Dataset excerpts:
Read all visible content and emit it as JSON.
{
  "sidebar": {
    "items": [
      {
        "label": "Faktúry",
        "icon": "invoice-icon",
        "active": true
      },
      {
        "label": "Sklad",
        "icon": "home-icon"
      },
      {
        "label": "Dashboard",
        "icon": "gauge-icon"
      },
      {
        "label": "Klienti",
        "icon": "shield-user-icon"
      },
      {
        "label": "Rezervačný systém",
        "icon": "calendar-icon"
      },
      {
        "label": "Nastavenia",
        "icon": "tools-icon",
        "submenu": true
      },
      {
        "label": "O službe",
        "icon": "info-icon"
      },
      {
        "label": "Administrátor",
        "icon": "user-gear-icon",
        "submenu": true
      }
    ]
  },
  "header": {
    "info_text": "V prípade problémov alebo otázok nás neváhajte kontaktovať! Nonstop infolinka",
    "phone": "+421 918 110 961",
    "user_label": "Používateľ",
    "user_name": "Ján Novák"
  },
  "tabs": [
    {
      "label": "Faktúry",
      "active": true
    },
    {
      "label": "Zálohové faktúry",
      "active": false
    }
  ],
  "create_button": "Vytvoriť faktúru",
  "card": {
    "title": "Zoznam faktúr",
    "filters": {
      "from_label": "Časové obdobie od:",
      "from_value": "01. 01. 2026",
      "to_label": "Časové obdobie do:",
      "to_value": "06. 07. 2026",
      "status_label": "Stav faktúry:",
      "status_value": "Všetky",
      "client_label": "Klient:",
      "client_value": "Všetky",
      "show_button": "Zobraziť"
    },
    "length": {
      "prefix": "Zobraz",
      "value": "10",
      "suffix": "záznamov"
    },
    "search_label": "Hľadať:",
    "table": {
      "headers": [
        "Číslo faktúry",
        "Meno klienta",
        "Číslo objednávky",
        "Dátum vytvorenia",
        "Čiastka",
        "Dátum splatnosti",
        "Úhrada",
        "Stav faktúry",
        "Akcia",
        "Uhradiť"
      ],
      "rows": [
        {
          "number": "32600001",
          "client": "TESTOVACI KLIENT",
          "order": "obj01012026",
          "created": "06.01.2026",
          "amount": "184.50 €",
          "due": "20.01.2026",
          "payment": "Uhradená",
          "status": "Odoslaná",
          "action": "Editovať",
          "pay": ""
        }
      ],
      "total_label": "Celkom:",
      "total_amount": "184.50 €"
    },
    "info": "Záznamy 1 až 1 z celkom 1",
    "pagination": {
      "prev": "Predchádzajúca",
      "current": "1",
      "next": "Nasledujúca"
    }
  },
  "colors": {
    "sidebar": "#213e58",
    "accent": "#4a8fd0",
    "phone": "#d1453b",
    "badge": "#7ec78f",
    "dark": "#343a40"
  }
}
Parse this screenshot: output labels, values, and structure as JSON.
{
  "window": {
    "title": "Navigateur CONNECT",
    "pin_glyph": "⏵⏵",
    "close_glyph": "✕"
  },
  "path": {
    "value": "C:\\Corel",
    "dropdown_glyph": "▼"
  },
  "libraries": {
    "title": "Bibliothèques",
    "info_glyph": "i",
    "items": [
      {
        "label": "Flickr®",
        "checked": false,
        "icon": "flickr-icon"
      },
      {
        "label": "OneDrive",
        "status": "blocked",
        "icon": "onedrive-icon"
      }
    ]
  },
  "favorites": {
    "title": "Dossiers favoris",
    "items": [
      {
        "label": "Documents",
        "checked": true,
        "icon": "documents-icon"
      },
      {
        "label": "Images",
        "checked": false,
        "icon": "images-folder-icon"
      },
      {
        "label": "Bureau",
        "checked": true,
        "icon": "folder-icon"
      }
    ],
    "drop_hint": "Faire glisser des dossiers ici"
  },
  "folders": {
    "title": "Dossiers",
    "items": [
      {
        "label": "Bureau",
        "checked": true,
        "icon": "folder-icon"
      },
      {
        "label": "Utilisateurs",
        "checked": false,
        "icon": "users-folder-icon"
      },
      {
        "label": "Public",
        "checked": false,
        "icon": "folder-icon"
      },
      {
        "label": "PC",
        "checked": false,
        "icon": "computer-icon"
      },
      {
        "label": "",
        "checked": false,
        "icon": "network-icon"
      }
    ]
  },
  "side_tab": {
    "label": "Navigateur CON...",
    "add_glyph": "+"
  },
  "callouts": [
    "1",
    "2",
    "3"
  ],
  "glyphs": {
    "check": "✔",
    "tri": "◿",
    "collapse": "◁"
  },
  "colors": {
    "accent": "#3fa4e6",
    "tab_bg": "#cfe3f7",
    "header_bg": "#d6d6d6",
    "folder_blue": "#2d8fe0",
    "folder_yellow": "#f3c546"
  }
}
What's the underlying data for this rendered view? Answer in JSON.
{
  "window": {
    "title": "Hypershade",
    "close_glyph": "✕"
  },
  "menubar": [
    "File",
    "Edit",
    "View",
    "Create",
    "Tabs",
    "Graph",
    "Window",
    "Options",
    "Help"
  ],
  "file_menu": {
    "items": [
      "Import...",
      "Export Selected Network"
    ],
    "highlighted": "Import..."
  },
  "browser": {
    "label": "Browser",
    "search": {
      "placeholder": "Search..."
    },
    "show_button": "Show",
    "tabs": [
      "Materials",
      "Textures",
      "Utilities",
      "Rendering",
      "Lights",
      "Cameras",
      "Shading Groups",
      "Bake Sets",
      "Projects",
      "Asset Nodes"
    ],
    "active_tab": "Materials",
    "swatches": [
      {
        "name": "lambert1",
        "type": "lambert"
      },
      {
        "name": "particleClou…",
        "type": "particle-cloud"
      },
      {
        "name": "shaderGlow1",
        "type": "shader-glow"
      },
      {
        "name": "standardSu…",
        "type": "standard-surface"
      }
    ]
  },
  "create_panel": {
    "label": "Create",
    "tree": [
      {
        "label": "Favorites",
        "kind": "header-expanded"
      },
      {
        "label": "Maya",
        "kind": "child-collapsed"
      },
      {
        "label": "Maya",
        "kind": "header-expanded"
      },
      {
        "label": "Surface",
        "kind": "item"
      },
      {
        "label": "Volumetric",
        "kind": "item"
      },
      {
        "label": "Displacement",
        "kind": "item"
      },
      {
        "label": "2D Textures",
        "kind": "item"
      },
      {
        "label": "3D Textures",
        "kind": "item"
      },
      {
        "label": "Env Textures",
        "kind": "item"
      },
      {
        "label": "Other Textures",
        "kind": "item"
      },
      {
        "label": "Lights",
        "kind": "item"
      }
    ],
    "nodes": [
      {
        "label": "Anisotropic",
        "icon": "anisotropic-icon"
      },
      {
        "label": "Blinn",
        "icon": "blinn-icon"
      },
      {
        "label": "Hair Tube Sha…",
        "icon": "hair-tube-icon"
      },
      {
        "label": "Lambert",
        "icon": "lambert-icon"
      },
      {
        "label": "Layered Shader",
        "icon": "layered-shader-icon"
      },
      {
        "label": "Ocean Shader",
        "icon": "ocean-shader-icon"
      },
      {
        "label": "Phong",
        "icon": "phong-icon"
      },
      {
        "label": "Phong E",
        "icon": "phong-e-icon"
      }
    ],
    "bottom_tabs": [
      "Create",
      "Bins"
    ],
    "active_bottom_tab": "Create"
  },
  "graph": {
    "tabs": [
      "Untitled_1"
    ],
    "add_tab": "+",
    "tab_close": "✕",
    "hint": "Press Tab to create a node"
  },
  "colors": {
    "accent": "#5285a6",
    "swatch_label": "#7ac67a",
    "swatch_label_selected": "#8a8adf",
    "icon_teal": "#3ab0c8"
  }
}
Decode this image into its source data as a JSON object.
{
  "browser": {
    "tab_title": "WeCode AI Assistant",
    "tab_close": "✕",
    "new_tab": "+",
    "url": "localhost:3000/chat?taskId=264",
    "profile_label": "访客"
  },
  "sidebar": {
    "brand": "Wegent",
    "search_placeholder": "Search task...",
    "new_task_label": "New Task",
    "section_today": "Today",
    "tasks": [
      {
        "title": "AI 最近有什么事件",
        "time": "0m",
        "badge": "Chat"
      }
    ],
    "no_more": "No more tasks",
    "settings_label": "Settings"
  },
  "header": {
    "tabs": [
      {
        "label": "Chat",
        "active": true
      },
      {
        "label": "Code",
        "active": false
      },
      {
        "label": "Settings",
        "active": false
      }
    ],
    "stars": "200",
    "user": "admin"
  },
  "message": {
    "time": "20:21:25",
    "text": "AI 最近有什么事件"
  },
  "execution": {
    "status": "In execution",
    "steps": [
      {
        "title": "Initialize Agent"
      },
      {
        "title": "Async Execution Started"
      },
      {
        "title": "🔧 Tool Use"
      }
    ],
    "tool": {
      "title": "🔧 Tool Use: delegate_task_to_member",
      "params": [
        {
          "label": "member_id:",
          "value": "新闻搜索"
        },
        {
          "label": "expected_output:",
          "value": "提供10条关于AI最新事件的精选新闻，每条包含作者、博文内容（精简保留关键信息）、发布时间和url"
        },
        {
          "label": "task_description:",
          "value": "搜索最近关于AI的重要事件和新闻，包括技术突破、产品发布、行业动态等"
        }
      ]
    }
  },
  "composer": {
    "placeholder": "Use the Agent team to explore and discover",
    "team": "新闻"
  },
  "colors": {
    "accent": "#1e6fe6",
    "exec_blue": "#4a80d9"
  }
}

◆ **What to do**: Scan the lines for the string "type". Pick out every line that has it.

◆ **Expected output**:
        "type": "lambert"
        "type": "particle-cloud"
        "type": "shader-glow"
        "type": "standard-surface"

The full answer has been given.